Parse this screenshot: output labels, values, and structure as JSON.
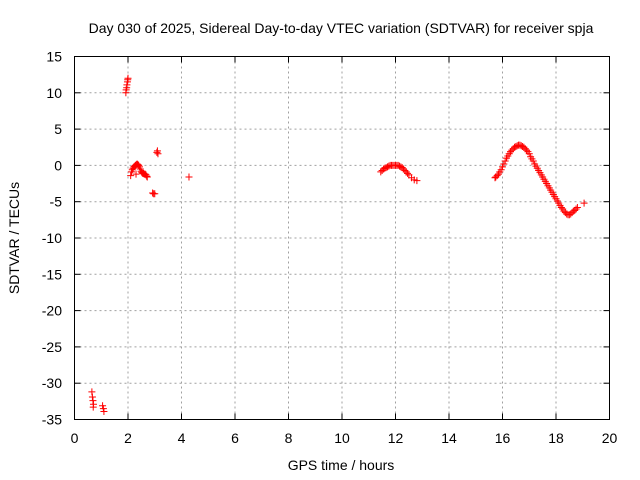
{
  "chart_data": {
    "type": "scatter",
    "title": "Day 030 of 2025, Sidereal Day-to-day VTEC variation (SDTVAR) for receiver spja",
    "xlabel": "GPS time / hours",
    "ylabel": "SDTVAR / TECUs",
    "xlim": [
      0,
      20
    ],
    "ylim": [
      -35,
      15
    ],
    "xticks": [
      0,
      2,
      4,
      6,
      8,
      10,
      12,
      14,
      16,
      18,
      20
    ],
    "yticks": [
      15,
      10,
      5,
      0,
      -5,
      -10,
      -15,
      -20,
      -25,
      -30,
      -35
    ],
    "xtick_labels": [
      "0",
      "2",
      "4",
      "6",
      "8",
      "10",
      "12",
      "14",
      "16",
      "18",
      "20"
    ],
    "ytick_labels": [
      "15",
      "10",
      "5",
      "0",
      "-5",
      "-10",
      "-15",
      "-20",
      "-25",
      "-30",
      "-35"
    ],
    "grid": true,
    "marker": "+",
    "series": [
      {
        "name": "SDTVAR",
        "color": "#ff0000",
        "points": [
          [
            0.65,
            -31.2
          ],
          [
            0.67,
            -31.9
          ],
          [
            0.69,
            -32.4
          ],
          [
            0.71,
            -32.9
          ],
          [
            0.7,
            -33.3
          ],
          [
            1.05,
            -33.1
          ],
          [
            1.08,
            -33.5
          ],
          [
            1.1,
            -33.9
          ],
          [
            1.92,
            10.0
          ],
          [
            1.93,
            10.4
          ],
          [
            1.95,
            10.7
          ],
          [
            1.96,
            11.1
          ],
          [
            1.98,
            11.5
          ],
          [
            1.99,
            11.8
          ],
          [
            2.0,
            12.0
          ],
          [
            2.1,
            -1.4
          ],
          [
            2.13,
            -0.9
          ],
          [
            2.16,
            -0.6
          ],
          [
            2.19,
            -0.4
          ],
          [
            2.22,
            -0.2
          ],
          [
            2.25,
            -0.1
          ],
          [
            2.28,
            0.0
          ],
          [
            2.31,
            0.1
          ],
          [
            2.34,
            0.2
          ],
          [
            2.37,
            0.1
          ],
          [
            2.4,
            0.0
          ],
          [
            2.43,
            -0.2
          ],
          [
            2.46,
            -0.5
          ],
          [
            2.49,
            -0.8
          ],
          [
            2.52,
            -1.0
          ],
          [
            2.55,
            -1.1
          ],
          [
            2.58,
            -1.1
          ],
          [
            2.61,
            -1.2
          ],
          [
            2.64,
            -1.2
          ],
          [
            2.67,
            -1.3
          ],
          [
            2.7,
            -1.5
          ],
          [
            2.72,
            -1.6
          ],
          [
            2.3,
            -1.2
          ],
          [
            2.92,
            -3.8
          ],
          [
            2.96,
            -3.9
          ],
          [
            3.0,
            -3.9
          ],
          [
            3.08,
            1.8
          ],
          [
            3.1,
            2.0
          ],
          [
            3.12,
            1.6
          ],
          [
            4.28,
            -1.6
          ],
          [
            11.45,
            -0.9
          ],
          [
            11.5,
            -0.7
          ],
          [
            11.55,
            -0.5
          ],
          [
            11.6,
            -0.4
          ],
          [
            11.65,
            -0.3
          ],
          [
            11.7,
            -0.2
          ],
          [
            11.75,
            -0.1
          ],
          [
            11.8,
            0.0
          ],
          [
            11.85,
            0.0
          ],
          [
            11.9,
            0.0
          ],
          [
            11.95,
            0.0
          ],
          [
            12.0,
            0.0
          ],
          [
            12.05,
            0.0
          ],
          [
            12.1,
            0.0
          ],
          [
            12.15,
            -0.1
          ],
          [
            12.2,
            -0.2
          ],
          [
            12.25,
            -0.3
          ],
          [
            12.3,
            -0.5
          ],
          [
            12.35,
            -0.7
          ],
          [
            12.4,
            -0.9
          ],
          [
            12.45,
            -1.1
          ],
          [
            12.5,
            -1.3
          ],
          [
            12.6,
            -1.7
          ],
          [
            12.7,
            -2.0
          ],
          [
            12.8,
            -2.1
          ],
          [
            15.72,
            -1.7
          ],
          [
            15.75,
            -1.6
          ],
          [
            15.8,
            -1.4
          ],
          [
            15.85,
            -1.2
          ],
          [
            15.9,
            -0.9
          ],
          [
            15.95,
            -0.6
          ],
          [
            16.0,
            -0.2
          ],
          [
            16.05,
            0.2
          ],
          [
            16.1,
            0.6
          ],
          [
            16.15,
            1.0
          ],
          [
            16.2,
            1.3
          ],
          [
            16.25,
            1.6
          ],
          [
            16.3,
            1.9
          ],
          [
            16.35,
            2.1
          ],
          [
            16.4,
            2.3
          ],
          [
            16.45,
            2.5
          ],
          [
            16.5,
            2.6
          ],
          [
            16.55,
            2.7
          ],
          [
            16.6,
            2.8
          ],
          [
            16.65,
            2.8
          ],
          [
            16.7,
            2.7
          ],
          [
            16.75,
            2.6
          ],
          [
            16.8,
            2.5
          ],
          [
            16.85,
            2.3
          ],
          [
            16.9,
            2.1
          ],
          [
            16.95,
            1.9
          ],
          [
            17.0,
            1.6
          ],
          [
            17.05,
            1.2
          ],
          [
            17.1,
            0.9
          ],
          [
            17.15,
            0.6
          ],
          [
            17.2,
            0.2
          ],
          [
            17.25,
            -0.1
          ],
          [
            17.3,
            -0.4
          ],
          [
            17.35,
            -0.7
          ],
          [
            17.4,
            -1.0
          ],
          [
            17.45,
            -1.3
          ],
          [
            17.5,
            -1.6
          ],
          [
            17.55,
            -1.9
          ],
          [
            17.6,
            -2.2
          ],
          [
            17.65,
            -2.5
          ],
          [
            17.7,
            -2.8
          ],
          [
            17.75,
            -3.1
          ],
          [
            17.8,
            -3.4
          ],
          [
            17.85,
            -3.7
          ],
          [
            17.9,
            -4.0
          ],
          [
            17.95,
            -4.3
          ],
          [
            18.0,
            -4.6
          ],
          [
            18.05,
            -4.9
          ],
          [
            18.1,
            -5.2
          ],
          [
            18.15,
            -5.5
          ],
          [
            18.2,
            -5.8
          ],
          [
            18.25,
            -6.0
          ],
          [
            18.3,
            -6.3
          ],
          [
            18.35,
            -6.5
          ],
          [
            18.4,
            -6.7
          ],
          [
            18.45,
            -6.8
          ],
          [
            18.5,
            -6.8
          ],
          [
            18.55,
            -6.7
          ],
          [
            18.6,
            -6.5
          ],
          [
            18.65,
            -6.3
          ],
          [
            18.7,
            -6.2
          ],
          [
            18.75,
            -6.0
          ],
          [
            18.8,
            -5.8
          ],
          [
            19.05,
            -5.2
          ]
        ]
      }
    ]
  }
}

+ + +

WHAT YOU SHOULD DO
Quote the entries above word for word. Leave the images out.

OUTPUT FOR THIS EXERCISE
Parse this screenshot: output labels, values, and structure as JSON.
{
  "chart_data": {
    "type": "scatter",
    "title": "Day 030 of 2025, Sidereal Day-to-day VTEC variation (SDTVAR) for receiver spja",
    "xlabel": "GPS time / hours",
    "ylabel": "SDTVAR / TECUs",
    "xlim": [
      0,
      20
    ],
    "ylim": [
      -35,
      15
    ],
    "xticks": [
      0,
      2,
      4,
      6,
      8,
      10,
      12,
      14,
      16,
      18,
      20
    ],
    "yticks": [
      15,
      10,
      5,
      0,
      -5,
      -10,
      -15,
      -20,
      -25,
      -30,
      -35
    ],
    "xtick_labels": [
      "0",
      "2",
      "4",
      "6",
      "8",
      "10",
      "12",
      "14",
      "16",
      "18",
      "20"
    ],
    "ytick_labels": [
      "15",
      "10",
      "5",
      "0",
      "-5",
      "-10",
      "-15",
      "-20",
      "-25",
      "-30",
      "-35"
    ],
    "grid": true,
    "marker": "+",
    "series": [
      {
        "name": "SDTVAR",
        "color": "#ff0000",
        "points": [
          [
            0.65,
            -31.2
          ],
          [
            0.67,
            -31.9
          ],
          [
            0.69,
            -32.4
          ],
          [
            0.71,
            -32.9
          ],
          [
            0.7,
            -33.3
          ],
          [
            1.05,
            -33.1
          ],
          [
            1.08,
            -33.5
          ],
          [
            1.1,
            -33.9
          ],
          [
            1.92,
            10.0
          ],
          [
            1.93,
            10.4
          ],
          [
            1.95,
            10.7
          ],
          [
            1.96,
            11.1
          ],
          [
            1.98,
            11.5
          ],
          [
            1.99,
            11.8
          ],
          [
            2.0,
            12.0
          ],
          [
            2.1,
            -1.4
          ],
          [
            2.13,
            -0.9
          ],
          [
            2.16,
            -0.6
          ],
          [
            2.19,
            -0.4
          ],
          [
            2.22,
            -0.2
          ],
          [
            2.25,
            -0.1
          ],
          [
            2.28,
            0.0
          ],
          [
            2.31,
            0.1
          ],
          [
            2.34,
            0.2
          ],
          [
            2.37,
            0.1
          ],
          [
            2.4,
            0.0
          ],
          [
            2.43,
            -0.2
          ],
          [
            2.46,
            -0.5
          ],
          [
            2.49,
            -0.8
          ],
          [
            2.52,
            -1.0
          ],
          [
            2.55,
            -1.1
          ],
          [
            2.58,
            -1.1
          ],
          [
            2.61,
            -1.2
          ],
          [
            2.64,
            -1.2
          ],
          [
            2.67,
            -1.3
          ],
          [
            2.7,
            -1.5
          ],
          [
            2.72,
            -1.6
          ],
          [
            2.3,
            -1.2
          ],
          [
            2.92,
            -3.8
          ],
          [
            2.96,
            -3.9
          ],
          [
            3.0,
            -3.9
          ],
          [
            3.08,
            1.8
          ],
          [
            3.1,
            2.0
          ],
          [
            3.12,
            1.6
          ],
          [
            4.28,
            -1.6
          ],
          [
            11.45,
            -0.9
          ],
          [
            11.5,
            -0.7
          ],
          [
            11.55,
            -0.5
          ],
          [
            11.6,
            -0.4
          ],
          [
            11.65,
            -0.3
          ],
          [
            11.7,
            -0.2
          ],
          [
            11.75,
            -0.1
          ],
          [
            11.8,
            0.0
          ],
          [
            11.85,
            0.0
          ],
          [
            11.9,
            0.0
          ],
          [
            11.95,
            0.0
          ],
          [
            12.0,
            0.0
          ],
          [
            12.05,
            0.0
          ],
          [
            12.1,
            0.0
          ],
          [
            12.15,
            -0.1
          ],
          [
            12.2,
            -0.2
          ],
          [
            12.25,
            -0.3
          ],
          [
            12.3,
            -0.5
          ],
          [
            12.35,
            -0.7
          ],
          [
            12.4,
            -0.9
          ],
          [
            12.45,
            -1.1
          ],
          [
            12.5,
            -1.3
          ],
          [
            12.6,
            -1.7
          ],
          [
            12.7,
            -2.0
          ],
          [
            12.8,
            -2.1
          ],
          [
            15.72,
            -1.7
          ],
          [
            15.75,
            -1.6
          ],
          [
            15.8,
            -1.4
          ],
          [
            15.85,
            -1.2
          ],
          [
            15.9,
            -0.9
          ],
          [
            15.95,
            -0.6
          ],
          [
            16.0,
            -0.2
          ],
          [
            16.05,
            0.2
          ],
          [
            16.1,
            0.6
          ],
          [
            16.15,
            1.0
          ],
          [
            16.2,
            1.3
          ],
          [
            16.25,
            1.6
          ],
          [
            16.3,
            1.9
          ],
          [
            16.35,
            2.1
          ],
          [
            16.4,
            2.3
          ],
          [
            16.45,
            2.5
          ],
          [
            16.5,
            2.6
          ],
          [
            16.55,
            2.7
          ],
          [
            16.6,
            2.8
          ],
          [
            16.65,
            2.8
          ],
          [
            16.7,
            2.7
          ],
          [
            16.75,
            2.6
          ],
          [
            16.8,
            2.5
          ],
          [
            16.85,
            2.3
          ],
          [
            16.9,
            2.1
          ],
          [
            16.95,
            1.9
          ],
          [
            17.0,
            1.6
          ],
          [
            17.05,
            1.2
          ],
          [
            17.1,
            0.9
          ],
          [
            17.15,
            0.6
          ],
          [
            17.2,
            0.2
          ],
          [
            17.25,
            -0.1
          ],
          [
            17.3,
            -0.4
          ],
          [
            17.35,
            -0.7
          ],
          [
            17.4,
            -1.0
          ],
          [
            17.45,
            -1.3
          ],
          [
            17.5,
            -1.6
          ],
          [
            17.55,
            -1.9
          ],
          [
            17.6,
            -2.2
          ],
          [
            17.65,
            -2.5
          ],
          [
            17.7,
            -2.8
          ],
          [
            17.75,
            -3.1
          ],
          [
            17.8,
            -3.4
          ],
          [
            17.85,
            -3.7
          ],
          [
            17.9,
            -4.0
          ],
          [
            17.95,
            -4.3
          ],
          [
            18.0,
            -4.6
          ],
          [
            18.05,
            -4.9
          ],
          [
            18.1,
            -5.2
          ],
          [
            18.15,
            -5.5
          ],
          [
            18.2,
            -5.8
          ],
          [
            18.25,
            -6.0
          ],
          [
            18.3,
            -6.3
          ],
          [
            18.35,
            -6.5
          ],
          [
            18.4,
            -6.7
          ],
          [
            18.45,
            -6.8
          ],
          [
            18.5,
            -6.8
          ],
          [
            18.55,
            -6.7
          ],
          [
            18.6,
            -6.5
          ],
          [
            18.65,
            -6.3
          ],
          [
            18.7,
            -6.2
          ],
          [
            18.75,
            -6.0
          ],
          [
            18.8,
            -5.8
          ],
          [
            19.05,
            -5.2
          ]
        ]
      }
    ]
  }
}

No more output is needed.